What to work on - Repeat the material exactly, every line of it.
※
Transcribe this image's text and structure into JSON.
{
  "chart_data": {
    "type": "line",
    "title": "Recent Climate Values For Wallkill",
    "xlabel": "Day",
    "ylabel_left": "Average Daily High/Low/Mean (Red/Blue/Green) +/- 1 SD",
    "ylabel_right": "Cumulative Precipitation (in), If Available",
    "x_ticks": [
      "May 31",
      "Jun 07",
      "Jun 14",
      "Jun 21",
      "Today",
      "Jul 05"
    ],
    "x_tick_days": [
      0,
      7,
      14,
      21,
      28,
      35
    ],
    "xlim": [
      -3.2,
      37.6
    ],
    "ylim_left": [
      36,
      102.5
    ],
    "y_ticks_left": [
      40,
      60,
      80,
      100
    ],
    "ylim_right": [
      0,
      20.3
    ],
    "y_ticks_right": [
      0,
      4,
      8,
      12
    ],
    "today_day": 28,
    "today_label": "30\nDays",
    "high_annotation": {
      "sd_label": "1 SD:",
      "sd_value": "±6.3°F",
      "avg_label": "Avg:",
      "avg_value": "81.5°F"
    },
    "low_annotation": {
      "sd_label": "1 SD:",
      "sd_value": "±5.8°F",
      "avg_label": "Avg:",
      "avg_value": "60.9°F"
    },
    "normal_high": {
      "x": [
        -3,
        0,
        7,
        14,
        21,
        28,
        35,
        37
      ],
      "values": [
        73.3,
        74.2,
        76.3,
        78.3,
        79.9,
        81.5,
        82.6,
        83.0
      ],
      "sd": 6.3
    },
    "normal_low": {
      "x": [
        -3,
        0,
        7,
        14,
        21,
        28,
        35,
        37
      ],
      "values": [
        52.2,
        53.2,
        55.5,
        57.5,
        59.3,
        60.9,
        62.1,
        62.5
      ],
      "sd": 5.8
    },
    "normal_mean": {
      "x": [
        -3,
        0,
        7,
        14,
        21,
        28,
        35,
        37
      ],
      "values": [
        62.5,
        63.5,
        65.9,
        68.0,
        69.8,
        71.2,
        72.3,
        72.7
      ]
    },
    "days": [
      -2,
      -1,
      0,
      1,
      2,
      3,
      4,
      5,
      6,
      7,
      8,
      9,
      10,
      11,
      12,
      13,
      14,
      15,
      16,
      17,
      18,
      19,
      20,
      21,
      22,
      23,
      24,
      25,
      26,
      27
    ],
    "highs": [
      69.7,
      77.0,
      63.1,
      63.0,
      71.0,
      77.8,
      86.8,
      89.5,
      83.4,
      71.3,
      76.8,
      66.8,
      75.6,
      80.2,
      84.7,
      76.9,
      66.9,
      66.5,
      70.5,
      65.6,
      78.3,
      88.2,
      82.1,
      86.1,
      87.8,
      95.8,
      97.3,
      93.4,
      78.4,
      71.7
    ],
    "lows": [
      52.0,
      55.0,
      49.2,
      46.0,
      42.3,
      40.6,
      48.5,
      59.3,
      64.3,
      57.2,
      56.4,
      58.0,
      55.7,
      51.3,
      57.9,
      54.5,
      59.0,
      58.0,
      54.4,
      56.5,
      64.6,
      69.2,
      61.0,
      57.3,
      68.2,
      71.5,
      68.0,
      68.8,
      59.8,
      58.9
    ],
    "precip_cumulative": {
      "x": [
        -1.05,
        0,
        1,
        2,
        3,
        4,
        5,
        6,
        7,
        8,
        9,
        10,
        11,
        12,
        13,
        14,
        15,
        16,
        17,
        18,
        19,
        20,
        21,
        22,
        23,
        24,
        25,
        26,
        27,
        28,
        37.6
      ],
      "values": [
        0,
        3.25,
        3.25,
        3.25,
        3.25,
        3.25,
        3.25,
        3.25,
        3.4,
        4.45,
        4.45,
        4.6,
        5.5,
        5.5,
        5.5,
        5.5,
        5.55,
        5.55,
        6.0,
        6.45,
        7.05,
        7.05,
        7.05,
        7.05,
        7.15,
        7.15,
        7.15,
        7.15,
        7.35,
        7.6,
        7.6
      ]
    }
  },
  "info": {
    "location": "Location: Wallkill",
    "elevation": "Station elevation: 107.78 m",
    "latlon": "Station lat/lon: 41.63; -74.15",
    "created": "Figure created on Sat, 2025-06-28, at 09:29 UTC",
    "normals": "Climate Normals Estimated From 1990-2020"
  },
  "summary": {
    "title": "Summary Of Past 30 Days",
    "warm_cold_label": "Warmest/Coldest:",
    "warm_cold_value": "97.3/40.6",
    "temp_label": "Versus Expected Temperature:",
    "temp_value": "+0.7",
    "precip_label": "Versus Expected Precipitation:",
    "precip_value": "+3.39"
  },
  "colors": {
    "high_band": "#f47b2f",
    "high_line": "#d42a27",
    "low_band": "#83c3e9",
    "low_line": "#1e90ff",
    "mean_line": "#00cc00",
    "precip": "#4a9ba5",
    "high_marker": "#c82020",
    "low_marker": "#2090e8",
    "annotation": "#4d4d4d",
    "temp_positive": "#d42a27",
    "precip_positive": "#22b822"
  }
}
※
Correct output -
Transcribe this image's text and structure into JSON.
{
  "chart_data": {
    "type": "line",
    "title": "Recent Climate Values For Wallkill",
    "xlabel": "Day",
    "ylabel_left": "Average Daily High/Low/Mean (Red/Blue/Green) +/- 1 SD",
    "ylabel_right": "Cumulative Precipitation (in), If Available",
    "x_ticks": [
      "May 31",
      "Jun 07",
      "Jun 14",
      "Jun 21",
      "Today",
      "Jul 05"
    ],
    "x_tick_days": [
      0,
      7,
      14,
      21,
      28,
      35
    ],
    "xlim": [
      -3.2,
      37.6
    ],
    "ylim_left": [
      36,
      102.5
    ],
    "y_ticks_left": [
      40,
      60,
      80,
      100
    ],
    "ylim_right": [
      0,
      20.3
    ],
    "y_ticks_right": [
      0,
      4,
      8,
      12
    ],
    "today_day": 28,
    "today_label": "30\nDays",
    "high_annotation": {
      "sd_label": "1 SD:",
      "sd_value": "±6.3°F",
      "avg_label": "Avg:",
      "avg_value": "81.5°F"
    },
    "low_annotation": {
      "sd_label": "1 SD:",
      "sd_value": "±5.8°F",
      "avg_label": "Avg:",
      "avg_value": "60.9°F"
    },
    "normal_high": {
      "x": [
        -3,
        0,
        7,
        14,
        21,
        28,
        35,
        37
      ],
      "values": [
        73.3,
        74.2,
        76.3,
        78.3,
        79.9,
        81.5,
        82.6,
        83.0
      ],
      "sd": 6.3
    },
    "normal_low": {
      "x": [
        -3,
        0,
        7,
        14,
        21,
        28,
        35,
        37
      ],
      "values": [
        52.2,
        53.2,
        55.5,
        57.5,
        59.3,
        60.9,
        62.1,
        62.5
      ],
      "sd": 5.8
    },
    "normal_mean": {
      "x": [
        -3,
        0,
        7,
        14,
        21,
        28,
        35,
        37
      ],
      "values": [
        62.5,
        63.5,
        65.9,
        68.0,
        69.8,
        71.2,
        72.3,
        72.7
      ]
    },
    "days": [
      -2,
      -1,
      0,
      1,
      2,
      3,
      4,
      5,
      6,
      7,
      8,
      9,
      10,
      11,
      12,
      13,
      14,
      15,
      16,
      17,
      18,
      19,
      20,
      21,
      22,
      23,
      24,
      25,
      26,
      27
    ],
    "highs": [
      69.7,
      77.0,
      63.1,
      63.0,
      71.0,
      77.8,
      86.8,
      89.5,
      83.4,
      71.3,
      76.8,
      66.8,
      75.6,
      80.2,
      84.7,
      76.9,
      66.9,
      66.5,
      70.5,
      65.6,
      78.3,
      88.2,
      82.1,
      86.1,
      87.8,
      95.8,
      97.3,
      93.4,
      78.4,
      71.7
    ],
    "lows": [
      52.0,
      55.0,
      49.2,
      46.0,
      42.3,
      40.6,
      48.5,
      59.3,
      64.3,
      57.2,
      56.4,
      58.0,
      55.7,
      51.3,
      57.9,
      54.5,
      59.0,
      58.0,
      54.4,
      56.5,
      64.6,
      69.2,
      61.0,
      57.3,
      68.2,
      71.5,
      68.0,
      68.8,
      59.8,
      58.9
    ],
    "precip_cumulative": {
      "x": [
        -1.05,
        0,
        1,
        2,
        3,
        4,
        5,
        6,
        7,
        8,
        9,
        10,
        11,
        12,
        13,
        14,
        15,
        16,
        17,
        18,
        19,
        20,
        21,
        22,
        23,
        24,
        25,
        26,
        27,
        28,
        37.6
      ],
      "values": [
        0,
        3.25,
        3.25,
        3.25,
        3.25,
        3.25,
        3.25,
        3.25,
        3.4,
        4.45,
        4.45,
        4.6,
        5.5,
        5.5,
        5.5,
        5.5,
        5.55,
        5.55,
        6.0,
        6.45,
        7.05,
        7.05,
        7.05,
        7.05,
        7.15,
        7.15,
        7.15,
        7.15,
        7.35,
        7.6,
        7.6
      ]
    }
  },
  "info": {
    "location": "Location: Wallkill",
    "elevation": "Station elevation: 107.78 m",
    "latlon": "Station lat/lon: 41.63; -74.15",
    "created": "Figure created on Sat, 2025-06-28, at 09:29 UTC",
    "normals": "Climate Normals Estimated From 1990-2020"
  },
  "summary": {
    "title": "Summary Of Past 30 Days",
    "warm_cold_label": "Warmest/Coldest:",
    "warm_cold_value": "97.3/40.6",
    "temp_label": "Versus Expected Temperature:",
    "temp_value": "+0.7",
    "precip_label": "Versus Expected Precipitation:",
    "precip_value": "+3.39"
  },
  "colors": {
    "high_band": "#f47b2f",
    "high_line": "#d42a27",
    "low_band": "#83c3e9",
    "low_line": "#1e90ff",
    "mean_line": "#00cc00",
    "precip": "#4a9ba5",
    "high_marker": "#c82020",
    "low_marker": "#2090e8",
    "annotation": "#4d4d4d",
    "temp_positive": "#d42a27",
    "precip_positive": "#22b822"
  }
}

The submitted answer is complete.